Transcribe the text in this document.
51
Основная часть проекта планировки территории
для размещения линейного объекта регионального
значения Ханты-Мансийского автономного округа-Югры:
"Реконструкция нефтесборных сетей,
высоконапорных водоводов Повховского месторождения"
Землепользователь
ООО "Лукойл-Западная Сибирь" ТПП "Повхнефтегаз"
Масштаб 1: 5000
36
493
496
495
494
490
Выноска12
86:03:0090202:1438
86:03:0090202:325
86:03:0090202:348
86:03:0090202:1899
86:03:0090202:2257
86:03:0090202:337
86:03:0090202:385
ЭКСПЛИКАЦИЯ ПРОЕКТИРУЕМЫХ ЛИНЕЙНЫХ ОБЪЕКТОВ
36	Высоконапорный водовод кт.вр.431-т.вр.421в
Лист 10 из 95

### WRITTEN PROBLEM
Write out the data exactly as it stands.

### ANSWER TO THE TASK
Transcribe the text in this document.
51
Основная часть проекта планировки территории
для размещения линейного объекта регионального
значения Ханты-Мансийского автономного округа-Югры:
"Реконструкция нефтесборных сетей,
высоконапорных водоводов Повховского месторождения"
Землепользователь
ООО "Лукойл-Западная Сибирь" ТПП "Повхнефтегаз"
Масштаб 1: 5000
36
493
496
495
494
490
Выноска12
86:03:0090202:1438
86:03:0090202:325
86:03:0090202:348
86:03:0090202:1899
86:03:0090202:2257
86:03:0090202:337
86:03:0090202:385
ЭКСПЛИКАЦИЯ ПРОЕКТИРУЕМЫХ ЛИНЕЙНЫХ ОБЪЕКТОВ
36	Высоконапорный водовод кт.вр.431-т.вр.421в
Лист 10 из 95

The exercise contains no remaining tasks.